> Work to be completed:
Output every record word for word.

> Material to process:
_ _ _ _ _
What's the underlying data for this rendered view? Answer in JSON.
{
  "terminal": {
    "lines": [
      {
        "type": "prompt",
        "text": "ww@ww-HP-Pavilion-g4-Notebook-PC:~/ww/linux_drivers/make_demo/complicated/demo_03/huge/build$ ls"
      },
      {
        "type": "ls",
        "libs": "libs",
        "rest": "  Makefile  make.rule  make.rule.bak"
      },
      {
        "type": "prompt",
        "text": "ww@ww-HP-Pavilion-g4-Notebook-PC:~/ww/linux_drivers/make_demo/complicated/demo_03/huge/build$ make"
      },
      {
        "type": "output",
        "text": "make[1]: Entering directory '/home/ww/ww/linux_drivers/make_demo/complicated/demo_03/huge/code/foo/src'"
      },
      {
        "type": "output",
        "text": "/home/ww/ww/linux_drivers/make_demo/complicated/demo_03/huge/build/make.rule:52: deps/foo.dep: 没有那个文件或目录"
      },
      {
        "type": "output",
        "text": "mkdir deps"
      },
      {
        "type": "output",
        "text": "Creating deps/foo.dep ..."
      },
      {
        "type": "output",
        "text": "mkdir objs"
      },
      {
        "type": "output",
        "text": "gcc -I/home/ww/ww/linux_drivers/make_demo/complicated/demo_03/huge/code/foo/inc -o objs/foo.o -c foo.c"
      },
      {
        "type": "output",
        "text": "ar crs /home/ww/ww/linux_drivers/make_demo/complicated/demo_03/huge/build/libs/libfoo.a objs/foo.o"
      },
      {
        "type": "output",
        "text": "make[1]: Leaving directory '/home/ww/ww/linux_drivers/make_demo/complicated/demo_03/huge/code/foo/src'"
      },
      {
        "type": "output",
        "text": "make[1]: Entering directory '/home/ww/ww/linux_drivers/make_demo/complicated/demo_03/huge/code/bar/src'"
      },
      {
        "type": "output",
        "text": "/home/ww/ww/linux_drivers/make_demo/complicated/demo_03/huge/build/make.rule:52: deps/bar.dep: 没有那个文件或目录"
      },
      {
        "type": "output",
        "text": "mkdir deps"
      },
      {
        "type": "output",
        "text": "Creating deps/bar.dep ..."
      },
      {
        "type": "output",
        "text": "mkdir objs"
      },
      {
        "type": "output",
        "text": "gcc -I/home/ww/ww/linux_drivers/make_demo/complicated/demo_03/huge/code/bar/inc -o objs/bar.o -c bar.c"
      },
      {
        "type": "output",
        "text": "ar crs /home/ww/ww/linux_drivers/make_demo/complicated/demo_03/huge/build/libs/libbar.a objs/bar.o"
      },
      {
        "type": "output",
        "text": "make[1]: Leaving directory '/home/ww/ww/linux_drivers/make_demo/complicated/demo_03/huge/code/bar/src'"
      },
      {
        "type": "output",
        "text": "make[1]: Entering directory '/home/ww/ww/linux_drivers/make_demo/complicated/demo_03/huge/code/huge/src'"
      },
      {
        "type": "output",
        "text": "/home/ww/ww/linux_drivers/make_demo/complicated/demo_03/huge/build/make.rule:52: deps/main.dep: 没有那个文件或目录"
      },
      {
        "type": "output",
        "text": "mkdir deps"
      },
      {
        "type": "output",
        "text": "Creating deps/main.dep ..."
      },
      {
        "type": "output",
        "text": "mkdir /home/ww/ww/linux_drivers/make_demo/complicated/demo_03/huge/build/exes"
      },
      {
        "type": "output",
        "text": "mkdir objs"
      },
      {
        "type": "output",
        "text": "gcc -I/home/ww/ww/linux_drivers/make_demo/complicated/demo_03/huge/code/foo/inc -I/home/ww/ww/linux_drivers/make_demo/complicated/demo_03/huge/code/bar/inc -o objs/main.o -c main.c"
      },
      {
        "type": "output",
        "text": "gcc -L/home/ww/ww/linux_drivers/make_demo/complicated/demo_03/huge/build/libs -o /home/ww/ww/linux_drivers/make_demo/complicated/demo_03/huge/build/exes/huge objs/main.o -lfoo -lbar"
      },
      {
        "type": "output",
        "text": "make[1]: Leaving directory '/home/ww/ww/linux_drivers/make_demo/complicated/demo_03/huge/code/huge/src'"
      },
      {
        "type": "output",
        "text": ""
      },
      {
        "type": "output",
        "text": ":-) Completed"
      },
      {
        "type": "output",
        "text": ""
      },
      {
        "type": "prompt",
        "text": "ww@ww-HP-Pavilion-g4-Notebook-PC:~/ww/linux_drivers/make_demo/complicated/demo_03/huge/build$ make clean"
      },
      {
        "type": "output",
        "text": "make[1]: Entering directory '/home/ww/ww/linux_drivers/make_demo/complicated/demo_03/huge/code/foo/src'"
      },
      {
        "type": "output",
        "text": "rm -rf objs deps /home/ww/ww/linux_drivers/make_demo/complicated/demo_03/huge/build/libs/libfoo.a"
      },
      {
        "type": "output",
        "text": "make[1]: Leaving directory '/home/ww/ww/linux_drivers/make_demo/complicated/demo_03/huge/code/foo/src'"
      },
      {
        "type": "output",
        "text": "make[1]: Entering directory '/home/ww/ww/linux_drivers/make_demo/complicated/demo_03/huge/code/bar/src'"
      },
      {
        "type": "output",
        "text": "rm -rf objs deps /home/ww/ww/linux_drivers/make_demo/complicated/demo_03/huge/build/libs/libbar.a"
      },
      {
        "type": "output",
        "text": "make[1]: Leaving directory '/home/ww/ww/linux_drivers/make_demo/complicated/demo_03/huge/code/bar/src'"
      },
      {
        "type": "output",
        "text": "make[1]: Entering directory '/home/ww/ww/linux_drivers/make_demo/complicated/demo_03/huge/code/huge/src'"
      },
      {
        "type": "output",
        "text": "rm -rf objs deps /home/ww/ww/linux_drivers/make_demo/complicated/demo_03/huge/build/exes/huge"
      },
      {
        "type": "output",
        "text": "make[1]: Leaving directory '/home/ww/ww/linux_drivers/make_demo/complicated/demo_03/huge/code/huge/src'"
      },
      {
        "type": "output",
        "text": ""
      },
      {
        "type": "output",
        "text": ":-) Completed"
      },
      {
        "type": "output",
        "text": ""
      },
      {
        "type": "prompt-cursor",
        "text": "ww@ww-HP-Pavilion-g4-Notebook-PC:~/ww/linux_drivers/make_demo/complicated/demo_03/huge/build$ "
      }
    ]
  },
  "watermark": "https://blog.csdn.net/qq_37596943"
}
_ _ _ _ _
> Solution to this problem:
What's the underlying data for this rendered view? Answer in JSON.
{
  "terminal": {
    "lines": [
      {
        "type": "prompt",
        "text": "ww@ww-HP-Pavilion-g4-Notebook-PC:~/ww/linux_drivers/make_demo/complicated/demo_03/huge/build$ ls"
      },
      {
        "type": "ls",
        "libs": "libs",
        "rest": "  Makefile  make.rule  make.rule.bak"
      },
      {
        "type": "prompt",
        "text": "ww@ww-HP-Pavilion-g4-Notebook-PC:~/ww/linux_drivers/make_demo/complicated/demo_03/huge/build$ make"
      },
      {
        "type": "output",
        "text": "make[1]: Entering directory '/home/ww/ww/linux_drivers/make_demo/complicated/demo_03/huge/code/foo/src'"
      },
      {
        "type": "output",
        "text": "/home/ww/ww/linux_drivers/make_demo/complicated/demo_03/huge/build/make.rule:52: deps/foo.dep: 没有那个文件或目录"
      },
      {
        "type": "output",
        "text": "mkdir deps"
      },
      {
        "type": "output",
        "text": "Creating deps/foo.dep ..."
      },
      {
        "type": "output",
        "text": "mkdir objs"
      },
      {
        "type": "output",
        "text": "gcc -I/home/ww/ww/linux_drivers/make_demo/complicated/demo_03/huge/code/foo/inc -o objs/foo.o -c foo.c"
      },
      {
        "type": "output",
        "text": "ar crs /home/ww/ww/linux_drivers/make_demo/complicated/demo_03/huge/build/libs/libfoo.a objs/foo.o"
      },
      {
        "type": "output",
        "text": "make[1]: Leaving directory '/home/ww/ww/linux_drivers/make_demo/complicated/demo_03/huge/code/foo/src'"
      },
      {
        "type": "output",
        "text": "make[1]: Entering directory '/home/ww/ww/linux_drivers/make_demo/complicated/demo_03/huge/code/bar/src'"
      },
      {
        "type": "output",
        "text": "/home/ww/ww/linux_drivers/make_demo/complicated/demo_03/huge/build/make.rule:52: deps/bar.dep: 没有那个文件或目录"
      },
      {
        "type": "output",
        "text": "mkdir deps"
      },
      {
        "type": "output",
        "text": "Creating deps/bar.dep ..."
      },
      {
        "type": "output",
        "text": "mkdir objs"
      },
      {
        "type": "output",
        "text": "gcc -I/home/ww/ww/linux_drivers/make_demo/complicated/demo_03/huge/code/bar/inc -o objs/bar.o -c bar.c"
      },
      {
        "type": "output",
        "text": "ar crs /home/ww/ww/linux_drivers/make_demo/complicated/demo_03/huge/build/libs/libbar.a objs/bar.o"
      },
      {
        "type": "output",
        "text": "make[1]: Leaving directory '/home/ww/ww/linux_drivers/make_demo/complicated/demo_03/huge/code/bar/src'"
      },
      {
        "type": "output",
        "text": "make[1]: Entering directory '/home/ww/ww/linux_drivers/make_demo/complicated/demo_03/huge/code/huge/src'"
      },
      {
        "type": "output",
        "text": "/home/ww/ww/linux_drivers/make_demo/complicated/demo_03/huge/build/make.rule:52: deps/main.dep: 没有那个文件或目录"
      },
      {
        "type": "output",
        "text": "mkdir deps"
      },
      {
        "type": "output",
        "text": "Creating deps/main.dep ..."
      },
      {
        "type": "output",
        "text": "mkdir /home/ww/ww/linux_drivers/make_demo/complicated/demo_03/huge/build/exes"
      },
      {
        "type": "output",
        "text": "mkdir objs"
      },
      {
        "type": "output",
        "text": "gcc -I/home/ww/ww/linux_drivers/make_demo/complicated/demo_03/huge/code/foo/inc -I/home/ww/ww/linux_drivers/make_demo/complicated/demo_03/huge/code/bar/inc -o objs/main.o -c main.c"
      },
      {
        "type": "output",
        "text": "gcc -L/home/ww/ww/linux_drivers/make_demo/complicated/demo_03/huge/build/libs -o /home/ww/ww/linux_drivers/make_demo/complicated/demo_03/huge/build/exes/huge objs/main.o -lfoo -lbar"
      },
      {
        "type": "output",
        "text": "make[1]: Leaving directory '/home/ww/ww/linux_drivers/make_demo/complicated/demo_03/huge/code/huge/src'"
      },
      {
        "type": "output",
        "text": ""
      },
      {
        "type": "output",
        "text": ":-) Completed"
      },
      {
        "type": "output",
        "text": ""
      },
      {
        "type": "prompt",
        "text": "ww@ww-HP-Pavilion-g4-Notebook-PC:~/ww/linux_drivers/make_demo/complicated/demo_03/huge/build$ make clean"
      },
      {
        "type": "output",
        "text": "make[1]: Entering directory '/home/ww/ww/linux_drivers/make_demo/complicated/demo_03/huge/code/foo/src'"
      },
      {
        "type": "output",
        "text": "rm -rf objs deps /home/ww/ww/linux_drivers/make_demo/complicated/demo_03/huge/build/libs/libfoo.a"
      },
      {
        "type": "output",
        "text": "make[1]: Leaving directory '/home/ww/ww/linux_drivers/make_demo/complicated/demo_03/huge/code/foo/src'"
      },
      {
        "type": "output",
        "text": "make[1]: Entering directory '/home/ww/ww/linux_drivers/make_demo/complicated/demo_03/huge/code/bar/src'"
      },
      {
        "type": "output",
        "text": "rm -rf objs deps /home/ww/ww/linux_drivers/make_demo/complicated/demo_03/huge/build/libs/libbar.a"
      },
      {
        "type": "output",
        "text": "make[1]: Leaving directory '/home/ww/ww/linux_drivers/make_demo/complicated/demo_03/huge/code/bar/src'"
      },
      {
        "type": "output",
        "text": "make[1]: Entering directory '/home/ww/ww/linux_drivers/make_demo/complicated/demo_03/huge/code/huge/src'"
      },
      {
        "type": "output",
        "text": "rm -rf objs deps /home/ww/ww/linux_drivers/make_demo/complicated/demo_03/huge/build/exes/huge"
      },
      {
        "type": "output",
        "text": "make[1]: Leaving directory '/home/ww/ww/linux_drivers/make_demo/complicated/demo_03/huge/code/huge/src'"
      },
      {
        "type": "output",
        "text": ""
      },
      {
        "type": "output",
        "text": ":-) Completed"
      },
      {
        "type": "output",
        "text": ""
      },
      {
        "type": "prompt-cursor",
        "text": "ww@ww-HP-Pavilion-g4-Notebook-PC:~/ww/linux_drivers/make_demo/complicated/demo_03/huge/build$ "
      }
    ]
  },
  "watermark": "https://blog.csdn.net/qq_37596943"
}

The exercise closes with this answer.